— Begin —

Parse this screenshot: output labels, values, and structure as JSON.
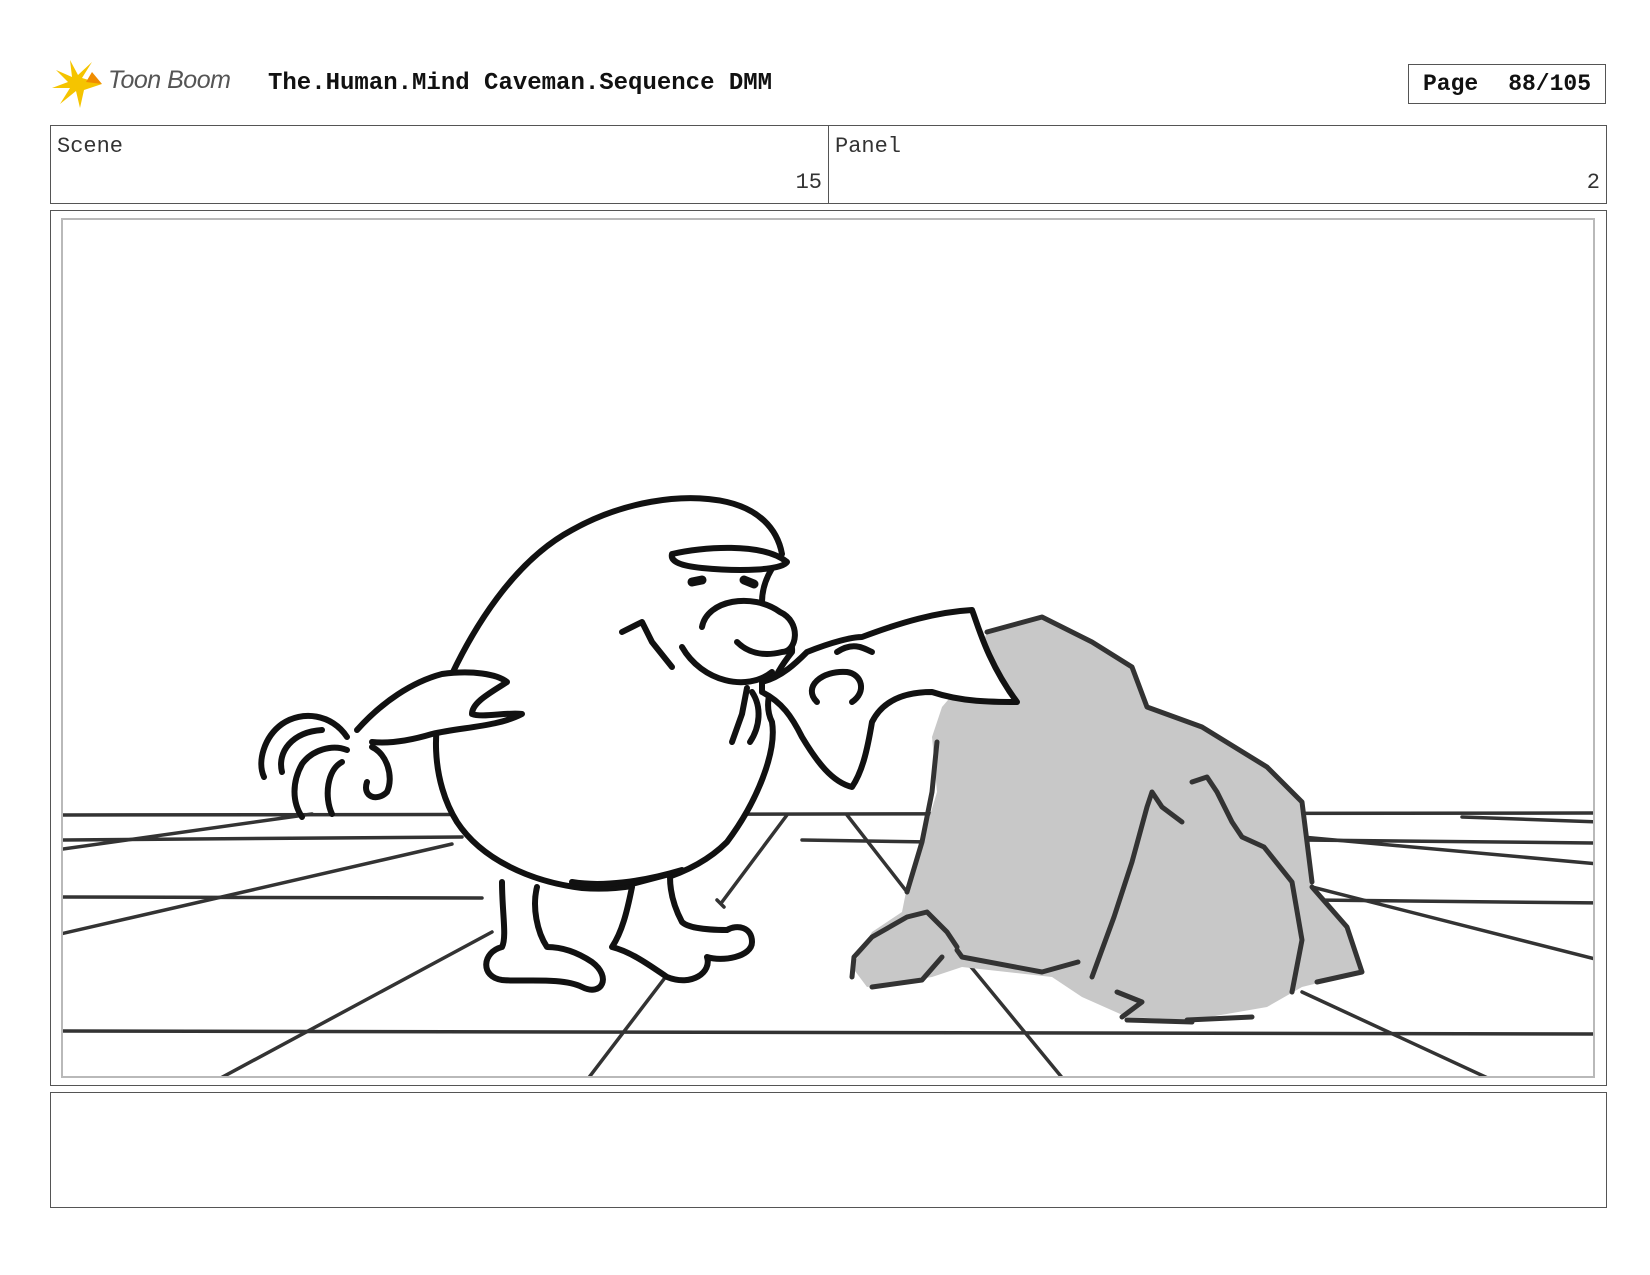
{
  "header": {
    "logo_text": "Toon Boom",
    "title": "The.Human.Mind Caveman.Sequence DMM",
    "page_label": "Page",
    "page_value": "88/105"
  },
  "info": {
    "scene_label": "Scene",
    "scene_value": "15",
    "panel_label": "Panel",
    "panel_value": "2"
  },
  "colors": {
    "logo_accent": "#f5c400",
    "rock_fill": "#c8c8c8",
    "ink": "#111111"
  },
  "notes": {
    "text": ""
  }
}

— End —

Your objective: Replicate the material above verbatim; images stay out of the copy.

Reply:
Parse this screenshot: output labels, values, and structure as JSON.
{
  "header": {
    "logo_text": "Toon Boom",
    "title": "The.Human.Mind Caveman.Sequence DMM",
    "page_label": "Page",
    "page_value": "88/105"
  },
  "info": {
    "scene_label": "Scene",
    "scene_value": "15",
    "panel_label": "Panel",
    "panel_value": "2"
  },
  "colors": {
    "logo_accent": "#f5c400",
    "rock_fill": "#c8c8c8",
    "ink": "#111111"
  },
  "notes": {
    "text": ""
  }
}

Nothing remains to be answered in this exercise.